TEXTO FUENTE =>
----

Hay películas que parecen esculpidas directamente del espasmo febril del sistema. Rich Flu es una de ellas. No es una película distópica. Es una película contagiada, como si sus fotogramas hubiesen sido lamidos por una lengua de plutonio emocional y vomitados por una civilización en bancarrota. La dirige Galder Gaztelu-Urrutia, el mismo alquimista ibérico que nos sirvió El Hoyo, pero ahora cambia el morfi por el dinero. Y lo mastica con una ironía tan negra como el hollín de un motor detenido hace décadas en el puerto de Barranqueras.
Mary Elizabeth Winstead interpreta a Laura Palmer, sí, con ese nombre. Y no: no es un homenaje gratuito a Twin Peaks, aunque tampoco es un vínculo directo. Es una resonancia. Como si la Laura asesinada en la serie de Lynch hubiera vuelto a nacer, en este siglo XXI podrido, con toda su blancura clase A bien amortizada en fideicomisos suizos y desdicha emocional decorada con luces de neón.

----

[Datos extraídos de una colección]
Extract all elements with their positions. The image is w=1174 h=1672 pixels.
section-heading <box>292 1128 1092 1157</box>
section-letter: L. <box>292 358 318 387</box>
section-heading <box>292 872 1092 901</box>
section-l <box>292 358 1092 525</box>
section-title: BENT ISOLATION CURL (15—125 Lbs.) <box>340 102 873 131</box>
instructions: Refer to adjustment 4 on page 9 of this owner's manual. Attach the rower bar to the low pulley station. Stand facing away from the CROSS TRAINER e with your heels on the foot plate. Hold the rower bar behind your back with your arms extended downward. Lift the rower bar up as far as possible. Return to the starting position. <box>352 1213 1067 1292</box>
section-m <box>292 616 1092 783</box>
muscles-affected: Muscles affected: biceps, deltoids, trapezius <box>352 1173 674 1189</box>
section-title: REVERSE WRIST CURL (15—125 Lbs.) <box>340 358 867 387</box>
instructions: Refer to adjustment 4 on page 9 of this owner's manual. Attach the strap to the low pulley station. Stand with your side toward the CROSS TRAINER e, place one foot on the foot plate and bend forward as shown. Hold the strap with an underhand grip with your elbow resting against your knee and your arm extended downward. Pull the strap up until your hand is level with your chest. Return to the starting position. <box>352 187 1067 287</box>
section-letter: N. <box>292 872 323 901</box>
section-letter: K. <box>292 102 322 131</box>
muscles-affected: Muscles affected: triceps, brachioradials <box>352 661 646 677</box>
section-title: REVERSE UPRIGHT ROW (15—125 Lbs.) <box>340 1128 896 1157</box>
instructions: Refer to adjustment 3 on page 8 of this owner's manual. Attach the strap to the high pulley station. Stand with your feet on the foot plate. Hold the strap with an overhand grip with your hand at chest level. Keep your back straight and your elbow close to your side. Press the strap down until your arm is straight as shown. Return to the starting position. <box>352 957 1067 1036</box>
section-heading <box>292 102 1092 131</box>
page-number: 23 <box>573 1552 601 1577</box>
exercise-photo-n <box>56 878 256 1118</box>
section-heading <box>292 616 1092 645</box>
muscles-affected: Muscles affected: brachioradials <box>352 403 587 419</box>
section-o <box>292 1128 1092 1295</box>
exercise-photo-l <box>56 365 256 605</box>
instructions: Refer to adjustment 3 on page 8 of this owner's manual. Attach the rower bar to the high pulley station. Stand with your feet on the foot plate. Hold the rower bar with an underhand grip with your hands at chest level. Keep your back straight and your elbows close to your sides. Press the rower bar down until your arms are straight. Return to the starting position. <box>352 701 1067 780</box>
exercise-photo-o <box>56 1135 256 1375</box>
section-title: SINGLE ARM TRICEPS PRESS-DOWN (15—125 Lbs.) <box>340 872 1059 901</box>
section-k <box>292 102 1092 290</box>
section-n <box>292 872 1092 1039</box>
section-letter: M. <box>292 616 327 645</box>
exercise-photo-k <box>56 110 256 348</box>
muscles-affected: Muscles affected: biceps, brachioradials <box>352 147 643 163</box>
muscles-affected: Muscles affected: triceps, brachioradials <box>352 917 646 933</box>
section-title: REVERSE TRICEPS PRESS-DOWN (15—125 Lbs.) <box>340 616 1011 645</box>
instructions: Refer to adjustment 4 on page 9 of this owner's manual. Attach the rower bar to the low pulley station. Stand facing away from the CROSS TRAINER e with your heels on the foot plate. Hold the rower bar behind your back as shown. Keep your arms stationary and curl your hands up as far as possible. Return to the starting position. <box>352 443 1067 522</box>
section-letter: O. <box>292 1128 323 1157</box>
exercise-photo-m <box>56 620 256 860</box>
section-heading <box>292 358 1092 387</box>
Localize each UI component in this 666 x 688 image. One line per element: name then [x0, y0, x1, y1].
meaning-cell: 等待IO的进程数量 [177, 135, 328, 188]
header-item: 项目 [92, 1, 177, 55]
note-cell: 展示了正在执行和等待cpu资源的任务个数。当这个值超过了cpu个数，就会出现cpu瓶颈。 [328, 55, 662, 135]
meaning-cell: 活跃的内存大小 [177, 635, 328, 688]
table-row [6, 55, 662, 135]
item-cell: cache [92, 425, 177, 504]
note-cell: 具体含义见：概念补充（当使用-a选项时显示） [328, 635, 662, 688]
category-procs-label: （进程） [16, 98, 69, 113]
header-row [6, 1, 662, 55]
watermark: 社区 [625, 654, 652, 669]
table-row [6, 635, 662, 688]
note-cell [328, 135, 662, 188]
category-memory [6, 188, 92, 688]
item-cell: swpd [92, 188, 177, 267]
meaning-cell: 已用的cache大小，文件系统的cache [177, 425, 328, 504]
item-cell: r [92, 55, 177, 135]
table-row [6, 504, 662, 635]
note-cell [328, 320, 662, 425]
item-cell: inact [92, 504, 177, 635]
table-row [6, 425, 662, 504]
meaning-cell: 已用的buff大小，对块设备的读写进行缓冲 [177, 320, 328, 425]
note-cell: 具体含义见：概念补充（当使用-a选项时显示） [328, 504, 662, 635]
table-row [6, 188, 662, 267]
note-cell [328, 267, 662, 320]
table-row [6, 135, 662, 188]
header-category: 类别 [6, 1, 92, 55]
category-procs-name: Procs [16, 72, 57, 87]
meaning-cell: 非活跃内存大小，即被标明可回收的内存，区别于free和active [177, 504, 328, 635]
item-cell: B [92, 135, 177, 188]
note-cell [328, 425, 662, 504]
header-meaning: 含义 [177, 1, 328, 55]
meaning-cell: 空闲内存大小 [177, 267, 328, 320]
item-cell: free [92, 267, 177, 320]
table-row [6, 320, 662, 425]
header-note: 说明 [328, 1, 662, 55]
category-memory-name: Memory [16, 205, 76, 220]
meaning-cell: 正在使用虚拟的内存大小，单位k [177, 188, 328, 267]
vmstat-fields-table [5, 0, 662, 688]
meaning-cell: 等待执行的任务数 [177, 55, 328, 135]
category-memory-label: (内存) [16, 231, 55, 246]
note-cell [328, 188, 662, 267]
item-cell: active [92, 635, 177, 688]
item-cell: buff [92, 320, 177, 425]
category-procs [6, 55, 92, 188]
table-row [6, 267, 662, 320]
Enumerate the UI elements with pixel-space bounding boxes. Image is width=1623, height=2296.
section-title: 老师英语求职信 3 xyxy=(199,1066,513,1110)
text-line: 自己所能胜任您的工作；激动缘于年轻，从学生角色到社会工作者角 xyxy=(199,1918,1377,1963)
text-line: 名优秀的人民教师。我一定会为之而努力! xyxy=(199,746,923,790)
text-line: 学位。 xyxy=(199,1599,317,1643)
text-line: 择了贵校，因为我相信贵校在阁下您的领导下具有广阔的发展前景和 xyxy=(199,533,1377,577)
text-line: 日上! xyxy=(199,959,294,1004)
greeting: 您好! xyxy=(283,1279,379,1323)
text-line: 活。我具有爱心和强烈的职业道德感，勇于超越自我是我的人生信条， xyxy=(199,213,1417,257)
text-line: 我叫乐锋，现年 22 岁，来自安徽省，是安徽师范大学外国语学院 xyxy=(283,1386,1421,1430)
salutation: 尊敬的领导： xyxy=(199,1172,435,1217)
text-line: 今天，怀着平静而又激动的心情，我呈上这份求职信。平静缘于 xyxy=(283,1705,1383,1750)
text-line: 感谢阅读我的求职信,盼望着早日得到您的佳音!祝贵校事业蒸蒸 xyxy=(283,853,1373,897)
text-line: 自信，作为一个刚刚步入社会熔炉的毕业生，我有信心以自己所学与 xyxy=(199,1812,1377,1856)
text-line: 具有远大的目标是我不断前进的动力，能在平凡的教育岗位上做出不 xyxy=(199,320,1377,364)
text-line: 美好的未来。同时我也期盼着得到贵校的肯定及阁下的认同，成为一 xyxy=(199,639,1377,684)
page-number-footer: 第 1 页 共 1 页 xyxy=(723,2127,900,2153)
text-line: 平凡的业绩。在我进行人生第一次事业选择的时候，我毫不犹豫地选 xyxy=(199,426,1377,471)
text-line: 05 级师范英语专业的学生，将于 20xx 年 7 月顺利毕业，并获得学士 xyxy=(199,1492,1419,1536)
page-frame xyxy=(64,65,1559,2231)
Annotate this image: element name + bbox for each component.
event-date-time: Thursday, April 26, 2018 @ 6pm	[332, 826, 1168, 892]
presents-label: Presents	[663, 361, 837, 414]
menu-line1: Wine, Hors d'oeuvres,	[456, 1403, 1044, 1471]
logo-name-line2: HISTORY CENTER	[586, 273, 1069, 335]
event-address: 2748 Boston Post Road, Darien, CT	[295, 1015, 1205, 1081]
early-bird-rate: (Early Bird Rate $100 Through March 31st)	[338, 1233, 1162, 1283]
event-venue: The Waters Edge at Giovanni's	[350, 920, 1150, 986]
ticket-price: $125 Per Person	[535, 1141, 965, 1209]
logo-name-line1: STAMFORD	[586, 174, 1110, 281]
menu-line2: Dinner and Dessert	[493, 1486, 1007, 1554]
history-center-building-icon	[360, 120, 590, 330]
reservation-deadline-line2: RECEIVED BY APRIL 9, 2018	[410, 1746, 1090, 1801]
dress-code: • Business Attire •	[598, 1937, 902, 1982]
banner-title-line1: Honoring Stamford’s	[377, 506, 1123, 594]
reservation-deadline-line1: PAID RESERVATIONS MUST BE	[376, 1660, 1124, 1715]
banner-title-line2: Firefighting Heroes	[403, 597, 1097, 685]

----

TAREAS A REALIZAR =>
**a)** Modifique el fragmento de la reseña sobre Rich Flu que va de "Hay películas que" a "puerto de Barranqueras." y sustituya "alquimista ibérico" por "director español".
**b)** Prosiga la reseña sobre Rich Flu a partir de su última oración.

RESULTADOS POR TAREA =>
**a)**
Hay películas que parecen esculpidas directamente del espasmo febril del sistema. Rich Flu es una de ellas. No es una película distópica. Es una película contagiada, como si sus fotogramas hubiesen sido lamidos por una lengua de plutonio emocional y vomitados por una civilización en bancarrota. La dirige Galder Gaztelu-Urrutia, el mismo director español que nos sirvió El Hoyo, pero ahora cambia el morfi por el dinero. Y lo mastica con una ironía tan negra como el hollín de un motor detenido hace décadas en el puerto de Barranqueras.

**b)**
Laura Palmer es una millonaria a punto de ser absorbida por el panteón dorado del 1% más obsceno del planeta. Lo logra, claro, pero no por mucho tiempo: irrumpe el virus, o mejor dicho, una fiebre moral disfrazada de pandemia. Algo invisible, caprichoso, vertical, que empieza a asesinar —literalmente— a los más ricos del mundo. ¿Un castigo de los dioses del mercado? ¿Un ajuste de cuentas ecosófico? ¿Una maldición clase B o un experimento social woke sacado de TikTok? Nadie lo sabe. Y eso es lo maravilloso.
En medio de esta tormenta viral de cúpula alta, Laura Palmer comienza a perderlo todo. Pero no como esas pobres ricas que sufren porque ya no pueden pagar su caballo de polo tailandés. No. Lo que le pasa a Laura es otra cosa. Le pasa el desclasamiento emocional. Pierde el blindaje. Se la va llevando el viento de la intemperie. Se va desgajando. Se convierte en persona.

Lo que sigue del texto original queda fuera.